▶ [WHAT NEEDS TO BE DONE]
Every line of the material is to be quoted verbatim, minus the pictures.

▶ [GIVEN INFORMATION]
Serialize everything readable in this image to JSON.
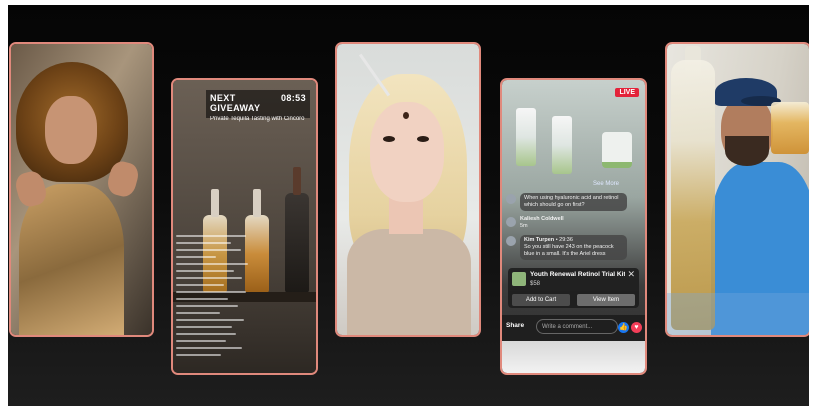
{
  "colors": {
    "frame_border": "#e0897c",
    "stage_bg": "#0b0b0b",
    "live_badge": "#e3233a",
    "like_blue": "#1877f2",
    "heart_red": "#f33e58"
  },
  "cards": {
    "tequila": {
      "banner_title": "NEXT GIVEAWAY",
      "banner_time": "08:53",
      "banner_subtitle": "Private Tequila Tasting with Cincoro Founders"
    },
    "live_shop": {
      "live_label": "LIVE",
      "see_more": "See More",
      "comments": [
        {
          "name": "",
          "time": "",
          "text": "When using hyaluronic acid and retinol which should go on first?"
        },
        {
          "name": "Kaliesh Coldwell",
          "time": "",
          "text": "5m"
        },
        {
          "name": "Kim Turpen",
          "time": "• 29:36",
          "text": "So you still have 243 on the peacock blue in a small. It's the Ariel dress"
        }
      ],
      "product_title": "Youth Renewal Retinol Trial Kit",
      "product_price": "$58",
      "close_symbol": "✕",
      "add_to_cart": "Add to Cart",
      "view_item": "View Item",
      "share": "Share",
      "comment_placeholder": "Write a comment...",
      "like_symbol": "👍",
      "heart_symbol": "♥"
    }
  }
}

▶ [RESULT OF THIS TASK]
Serialize everything readable in this image to JSON.
{
  "colors": {
    "frame_border": "#e0897c",
    "stage_bg": "#0b0b0b",
    "live_badge": "#e3233a",
    "like_blue": "#1877f2",
    "heart_red": "#f33e58"
  },
  "cards": {
    "tequila": {
      "banner_title": "NEXT GIVEAWAY",
      "banner_time": "08:53",
      "banner_subtitle": "Private Tequila Tasting with Cincoro Founders"
    },
    "live_shop": {
      "live_label": "LIVE",
      "see_more": "See More",
      "comments": [
        {
          "name": "",
          "time": "",
          "text": "When using hyaluronic acid and retinol which should go on first?"
        },
        {
          "name": "Kaliesh Coldwell",
          "time": "",
          "text": "5m"
        },
        {
          "name": "Kim Turpen",
          "time": "• 29:36",
          "text": "So you still have 243 on the peacock blue in a small. It's the Ariel dress"
        }
      ],
      "product_title": "Youth Renewal Retinol Trial Kit",
      "product_price": "$58",
      "close_symbol": "✕",
      "add_to_cart": "Add to Cart",
      "view_item": "View Item",
      "share": "Share",
      "comment_placeholder": "Write a comment...",
      "like_symbol": "👍",
      "heart_symbol": "♥"
    }
  }
}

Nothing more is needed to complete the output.